Go through the entries below and count the lines holding the word "지에이지". Reply with only the number, please.

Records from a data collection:
----

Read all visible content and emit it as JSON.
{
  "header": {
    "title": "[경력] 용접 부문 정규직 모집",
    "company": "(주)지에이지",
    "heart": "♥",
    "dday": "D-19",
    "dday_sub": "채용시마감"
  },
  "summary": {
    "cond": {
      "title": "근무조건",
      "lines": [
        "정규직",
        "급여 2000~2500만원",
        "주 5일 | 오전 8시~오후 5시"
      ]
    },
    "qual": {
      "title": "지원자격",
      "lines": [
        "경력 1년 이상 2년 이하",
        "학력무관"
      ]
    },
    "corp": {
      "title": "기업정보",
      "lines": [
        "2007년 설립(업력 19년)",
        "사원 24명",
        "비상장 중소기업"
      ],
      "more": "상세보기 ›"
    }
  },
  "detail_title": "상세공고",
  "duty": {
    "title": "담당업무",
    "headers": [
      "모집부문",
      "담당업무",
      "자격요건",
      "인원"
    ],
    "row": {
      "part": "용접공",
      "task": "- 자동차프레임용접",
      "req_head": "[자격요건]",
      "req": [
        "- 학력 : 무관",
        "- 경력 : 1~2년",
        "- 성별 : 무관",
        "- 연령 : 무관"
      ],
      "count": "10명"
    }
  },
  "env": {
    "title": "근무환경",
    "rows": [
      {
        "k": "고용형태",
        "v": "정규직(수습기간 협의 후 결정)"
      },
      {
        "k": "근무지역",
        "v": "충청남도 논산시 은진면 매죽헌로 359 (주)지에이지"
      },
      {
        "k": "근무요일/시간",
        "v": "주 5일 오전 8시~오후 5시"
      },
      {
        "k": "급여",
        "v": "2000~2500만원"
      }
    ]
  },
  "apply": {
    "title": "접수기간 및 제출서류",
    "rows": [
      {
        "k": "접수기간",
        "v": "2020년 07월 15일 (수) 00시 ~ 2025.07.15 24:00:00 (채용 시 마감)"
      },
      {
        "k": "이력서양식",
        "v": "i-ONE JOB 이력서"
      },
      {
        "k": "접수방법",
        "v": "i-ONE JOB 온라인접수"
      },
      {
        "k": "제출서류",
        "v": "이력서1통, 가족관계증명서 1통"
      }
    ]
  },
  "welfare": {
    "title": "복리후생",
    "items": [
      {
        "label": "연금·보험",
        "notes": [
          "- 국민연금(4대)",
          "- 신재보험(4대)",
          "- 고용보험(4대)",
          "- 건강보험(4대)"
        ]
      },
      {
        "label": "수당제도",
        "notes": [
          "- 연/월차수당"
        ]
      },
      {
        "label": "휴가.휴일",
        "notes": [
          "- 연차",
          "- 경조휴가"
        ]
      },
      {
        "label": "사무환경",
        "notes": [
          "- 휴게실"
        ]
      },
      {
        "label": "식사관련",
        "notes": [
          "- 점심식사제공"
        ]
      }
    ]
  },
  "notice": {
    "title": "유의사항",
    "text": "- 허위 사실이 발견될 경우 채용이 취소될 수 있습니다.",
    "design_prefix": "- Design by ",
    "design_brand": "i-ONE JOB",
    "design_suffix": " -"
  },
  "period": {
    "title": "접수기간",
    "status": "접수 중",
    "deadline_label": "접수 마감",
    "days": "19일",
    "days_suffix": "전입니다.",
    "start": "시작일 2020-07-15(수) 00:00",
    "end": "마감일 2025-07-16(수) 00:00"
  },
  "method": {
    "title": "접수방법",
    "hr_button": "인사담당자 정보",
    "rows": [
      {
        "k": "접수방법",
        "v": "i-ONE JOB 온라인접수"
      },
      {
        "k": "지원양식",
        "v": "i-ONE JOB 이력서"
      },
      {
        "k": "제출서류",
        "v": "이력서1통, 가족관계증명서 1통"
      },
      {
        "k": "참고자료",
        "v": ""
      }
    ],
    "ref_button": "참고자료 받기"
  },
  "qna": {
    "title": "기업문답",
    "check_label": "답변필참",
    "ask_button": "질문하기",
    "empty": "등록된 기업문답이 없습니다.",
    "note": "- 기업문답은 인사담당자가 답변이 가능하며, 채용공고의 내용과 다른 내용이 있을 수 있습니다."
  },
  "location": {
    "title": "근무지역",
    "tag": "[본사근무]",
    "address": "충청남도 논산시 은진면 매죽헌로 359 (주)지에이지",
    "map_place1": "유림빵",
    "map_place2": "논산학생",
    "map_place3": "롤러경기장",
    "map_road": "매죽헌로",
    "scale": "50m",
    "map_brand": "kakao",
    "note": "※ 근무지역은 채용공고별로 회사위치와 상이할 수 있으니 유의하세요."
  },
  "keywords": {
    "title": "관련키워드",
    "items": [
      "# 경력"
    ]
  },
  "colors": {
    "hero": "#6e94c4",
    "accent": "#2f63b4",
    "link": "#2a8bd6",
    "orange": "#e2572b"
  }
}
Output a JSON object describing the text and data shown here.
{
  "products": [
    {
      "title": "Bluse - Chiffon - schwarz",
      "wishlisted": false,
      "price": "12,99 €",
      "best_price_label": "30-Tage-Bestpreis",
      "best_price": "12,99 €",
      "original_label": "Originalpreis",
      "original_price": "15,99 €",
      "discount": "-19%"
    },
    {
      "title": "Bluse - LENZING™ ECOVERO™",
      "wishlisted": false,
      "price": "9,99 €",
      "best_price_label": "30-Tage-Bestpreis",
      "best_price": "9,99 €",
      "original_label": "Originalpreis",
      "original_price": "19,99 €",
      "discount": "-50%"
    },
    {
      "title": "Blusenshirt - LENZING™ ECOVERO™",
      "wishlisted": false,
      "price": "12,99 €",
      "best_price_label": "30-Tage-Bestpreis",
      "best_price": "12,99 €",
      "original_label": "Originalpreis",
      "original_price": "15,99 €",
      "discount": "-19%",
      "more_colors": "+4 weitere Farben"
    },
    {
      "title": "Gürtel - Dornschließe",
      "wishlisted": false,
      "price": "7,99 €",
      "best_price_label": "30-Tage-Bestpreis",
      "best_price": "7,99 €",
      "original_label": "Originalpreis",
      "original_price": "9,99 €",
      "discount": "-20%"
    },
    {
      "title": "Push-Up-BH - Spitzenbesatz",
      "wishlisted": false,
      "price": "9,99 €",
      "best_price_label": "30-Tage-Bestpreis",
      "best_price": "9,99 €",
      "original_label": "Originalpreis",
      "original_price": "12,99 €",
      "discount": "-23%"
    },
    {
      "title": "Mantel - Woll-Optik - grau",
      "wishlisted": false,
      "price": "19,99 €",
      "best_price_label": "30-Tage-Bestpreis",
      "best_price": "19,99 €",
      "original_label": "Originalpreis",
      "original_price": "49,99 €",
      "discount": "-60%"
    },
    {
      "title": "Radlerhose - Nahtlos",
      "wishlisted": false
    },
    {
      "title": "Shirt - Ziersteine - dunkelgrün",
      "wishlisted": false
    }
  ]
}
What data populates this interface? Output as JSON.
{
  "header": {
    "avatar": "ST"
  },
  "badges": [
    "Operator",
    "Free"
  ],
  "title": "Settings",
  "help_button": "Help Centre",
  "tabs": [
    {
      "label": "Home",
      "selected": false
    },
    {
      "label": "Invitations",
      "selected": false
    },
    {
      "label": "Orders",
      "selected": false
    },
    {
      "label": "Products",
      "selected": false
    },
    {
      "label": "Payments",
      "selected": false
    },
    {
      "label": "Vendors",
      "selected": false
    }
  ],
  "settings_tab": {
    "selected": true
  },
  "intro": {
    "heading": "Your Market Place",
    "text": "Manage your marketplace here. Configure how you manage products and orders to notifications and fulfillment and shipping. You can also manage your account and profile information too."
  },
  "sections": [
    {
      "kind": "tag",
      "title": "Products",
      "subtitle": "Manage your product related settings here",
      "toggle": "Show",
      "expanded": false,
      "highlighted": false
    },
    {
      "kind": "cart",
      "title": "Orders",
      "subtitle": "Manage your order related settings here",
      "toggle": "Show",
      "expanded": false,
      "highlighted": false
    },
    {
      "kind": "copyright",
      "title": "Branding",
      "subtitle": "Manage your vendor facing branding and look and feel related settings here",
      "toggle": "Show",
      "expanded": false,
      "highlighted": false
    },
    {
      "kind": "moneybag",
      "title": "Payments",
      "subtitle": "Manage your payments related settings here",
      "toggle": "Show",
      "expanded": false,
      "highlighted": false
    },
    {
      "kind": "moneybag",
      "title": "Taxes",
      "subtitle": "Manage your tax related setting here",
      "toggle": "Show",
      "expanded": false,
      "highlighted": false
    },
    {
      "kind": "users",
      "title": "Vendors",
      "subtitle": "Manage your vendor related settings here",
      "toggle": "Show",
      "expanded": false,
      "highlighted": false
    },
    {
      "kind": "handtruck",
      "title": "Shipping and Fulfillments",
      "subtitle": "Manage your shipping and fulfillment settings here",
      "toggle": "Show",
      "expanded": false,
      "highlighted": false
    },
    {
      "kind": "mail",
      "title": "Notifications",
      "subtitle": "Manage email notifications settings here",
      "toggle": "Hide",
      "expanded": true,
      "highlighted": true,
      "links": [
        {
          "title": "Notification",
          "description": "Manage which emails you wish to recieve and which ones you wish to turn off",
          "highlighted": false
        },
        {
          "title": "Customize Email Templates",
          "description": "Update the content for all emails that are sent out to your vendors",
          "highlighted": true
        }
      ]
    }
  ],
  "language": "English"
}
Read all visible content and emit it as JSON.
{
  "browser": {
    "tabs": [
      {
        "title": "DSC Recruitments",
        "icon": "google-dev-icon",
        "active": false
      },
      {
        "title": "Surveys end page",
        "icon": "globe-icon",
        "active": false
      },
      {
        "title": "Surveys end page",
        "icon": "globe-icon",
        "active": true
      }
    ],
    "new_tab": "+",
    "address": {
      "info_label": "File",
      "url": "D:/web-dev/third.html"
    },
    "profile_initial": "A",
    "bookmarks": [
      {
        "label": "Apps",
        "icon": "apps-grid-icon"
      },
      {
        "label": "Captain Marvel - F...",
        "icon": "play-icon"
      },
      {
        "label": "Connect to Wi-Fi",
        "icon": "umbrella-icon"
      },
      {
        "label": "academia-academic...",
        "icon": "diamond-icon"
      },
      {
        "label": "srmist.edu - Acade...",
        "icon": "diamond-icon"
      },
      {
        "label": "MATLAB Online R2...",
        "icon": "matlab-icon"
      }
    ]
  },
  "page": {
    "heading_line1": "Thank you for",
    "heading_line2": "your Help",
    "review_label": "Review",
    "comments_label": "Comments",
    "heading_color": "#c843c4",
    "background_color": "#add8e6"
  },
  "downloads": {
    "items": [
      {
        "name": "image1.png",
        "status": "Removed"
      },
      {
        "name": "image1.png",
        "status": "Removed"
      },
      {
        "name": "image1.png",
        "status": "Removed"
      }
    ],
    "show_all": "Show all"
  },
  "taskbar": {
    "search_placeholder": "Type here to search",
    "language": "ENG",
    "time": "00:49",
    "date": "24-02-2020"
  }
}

----

OUTPUT FOR THIS TASK: 3